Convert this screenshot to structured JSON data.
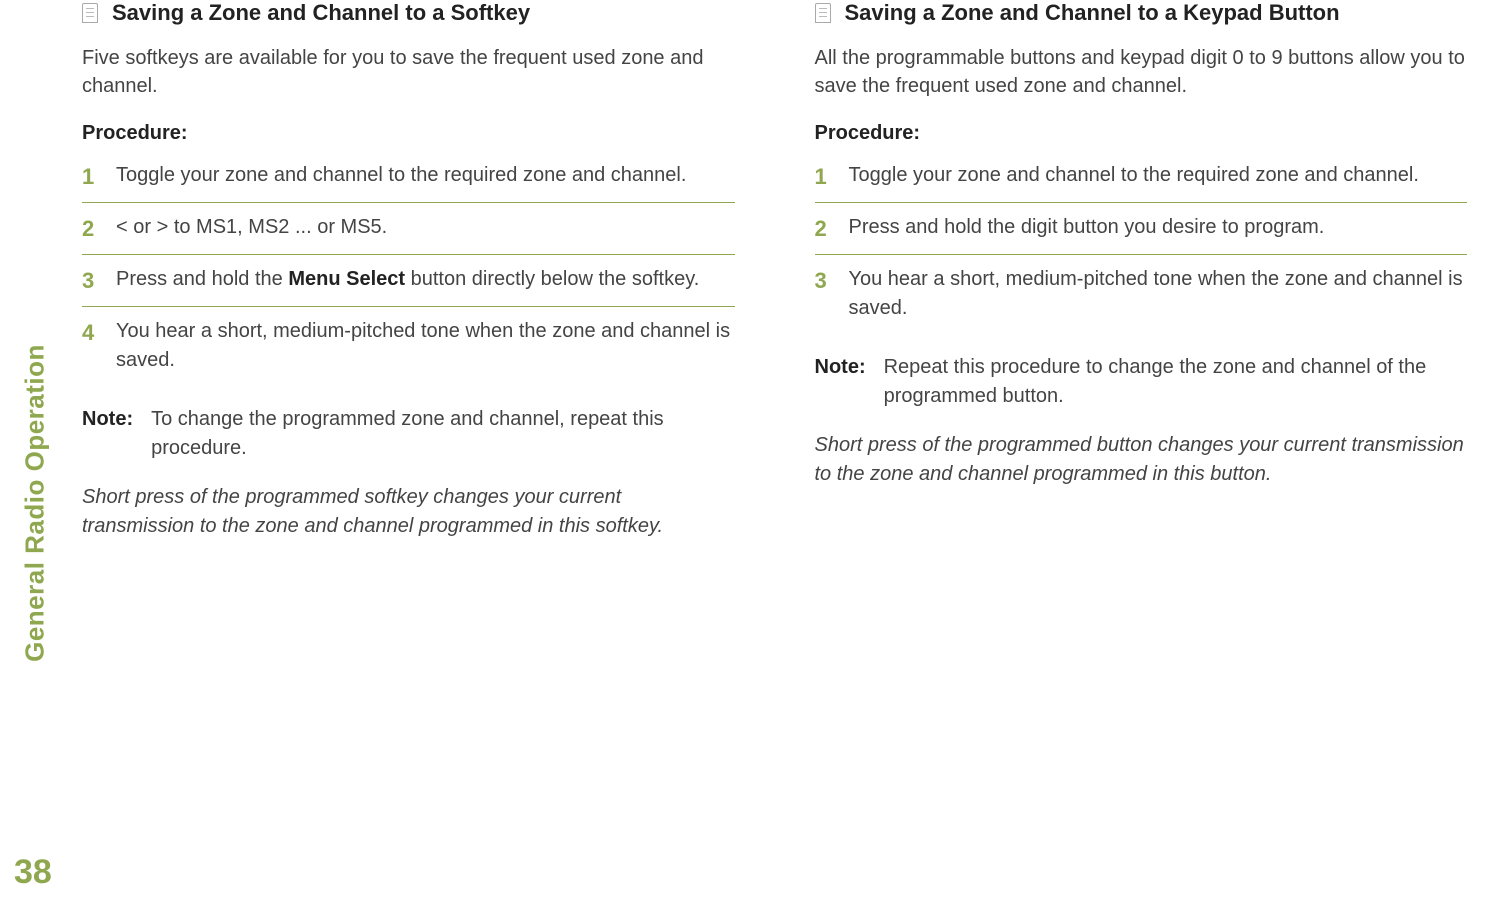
{
  "sidebar": {
    "label": "General Radio Operation",
    "page_number": "38"
  },
  "left": {
    "heading": "Saving a Zone and Channel to a Softkey",
    "lead": "Five softkeys are available for you to save the frequent used zone and channel.",
    "procedure_label": "Procedure:",
    "steps": {
      "s1": "Toggle your zone and channel to the required zone and channel.",
      "s2_pre": "< or > to MS1, MS2 ... or MS5.",
      "s3_pre": "Press and hold the ",
      "s3_bold": "Menu Select",
      "s3_post": " button directly below the softkey.",
      "s4": "You hear a short, medium-pitched tone when the zone and channel is saved."
    },
    "note_label": "Note:",
    "note_text": "To change the programmed zone and channel, repeat this procedure.",
    "italic": "Short press of the programmed softkey changes your current transmission to the zone and channel programmed in this softkey."
  },
  "right": {
    "heading": "Saving a Zone and Channel to a Keypad Button",
    "lead": "All the programmable buttons and keypad digit 0 to 9 buttons allow you to save the frequent used zone and channel.",
    "procedure_label": "Procedure:",
    "steps": {
      "s1": "Toggle your zone and channel to the required zone and channel.",
      "s2": "Press and hold the digit button you desire to program.",
      "s3": "You hear a short, medium-pitched tone when the zone and channel is saved."
    },
    "note_label": "Note:",
    "note_text": "Repeat this procedure to change the zone and channel of the programmed button.",
    "italic": "Short press of the programmed button changes your current transmission to the zone and channel programmed in this button."
  }
}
============
▶ Job: Select every line in the material above where the string "programmed" occurs, and copy it.

▶ Worked solution:
    "note_text": "To change the programmed zone and channel, repeat this procedure.",
    "italic": "Short press of the programmed softkey changes your current transmission to the zone and channel programmed in this softkey."
    "note_text": "Repeat this procedure to change the zone and channel of the programmed button.",
    "italic": "Short press of the programmed button changes your current transmission to the zone and channel programmed in this button."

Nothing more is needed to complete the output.